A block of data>
--- start ---

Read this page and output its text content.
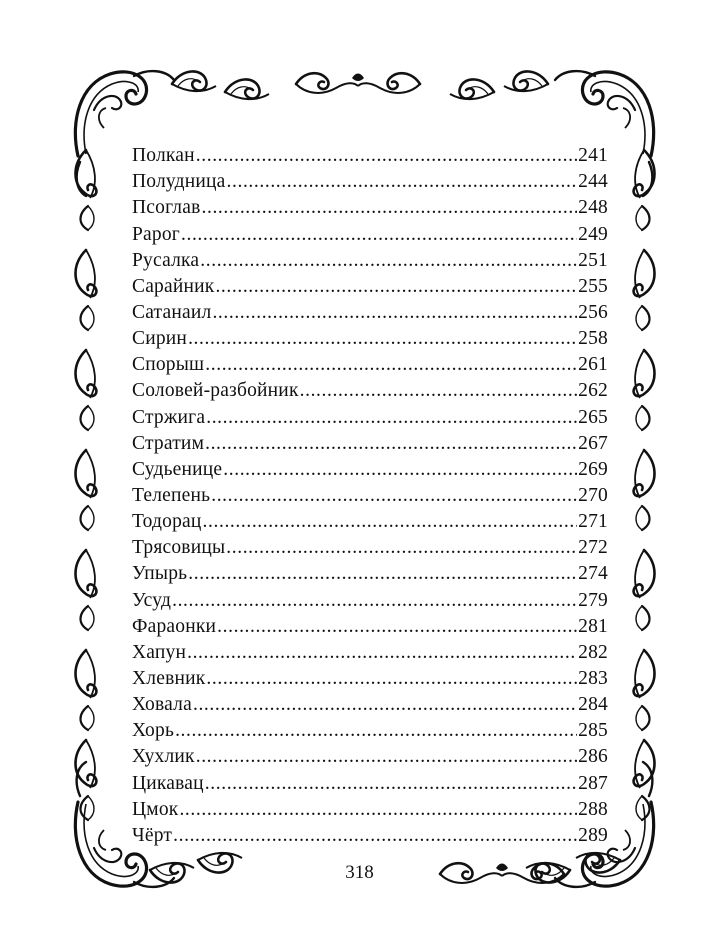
Полкан .....	241
Полудница .....	244
Псоглав .....	248
Рарог .....	249
Русалка .....	251
Сарайник .....	255
Сатанаил .....	256
Сирин .....	258
Спорыш .....	261
Соловей-разбойник .....	262
Стржига .....	265
Стратим .....	267
Судьенице .....	269
Телепень .....	270
Тодорац .....	271
Трясовицы .....	272
Упырь .....	274
Усуд .....	279
Фараонки .....	281
Хапун .....	282
Хлевник .....	283
Ховала .....	284
Хорь .....	285
Хухлик .....	286
Цикавац .....	287
Цмок .....	288
Чёрт .....	289
318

--- end ---

Exercise brief>
Write the listing above out again exactly, dropping each image.

Task solution>
Read this page and output its text content.
Полкан .....	241
Полудница .....	244
Псоглав .....	248
Рарог .....	249
Русалка .....	251
Сарайник .....	255
Сатанаил .....	256
Сирин .....	258
Спорыш .....	261
Соловей-разбойник .....	262
Стржига .....	265
Стратим .....	267
Судьенице .....	269
Телепень .....	270
Тодорац .....	271
Трясовицы .....	272
Упырь .....	274
Усуд .....	279
Фараонки .....	281
Хапун .....	282
Хлевник .....	283
Ховала .....	284
Хорь .....	285
Хухлик .....	286
Цикавац .....	287
Цмок .....	288
Чёрт .....	289
318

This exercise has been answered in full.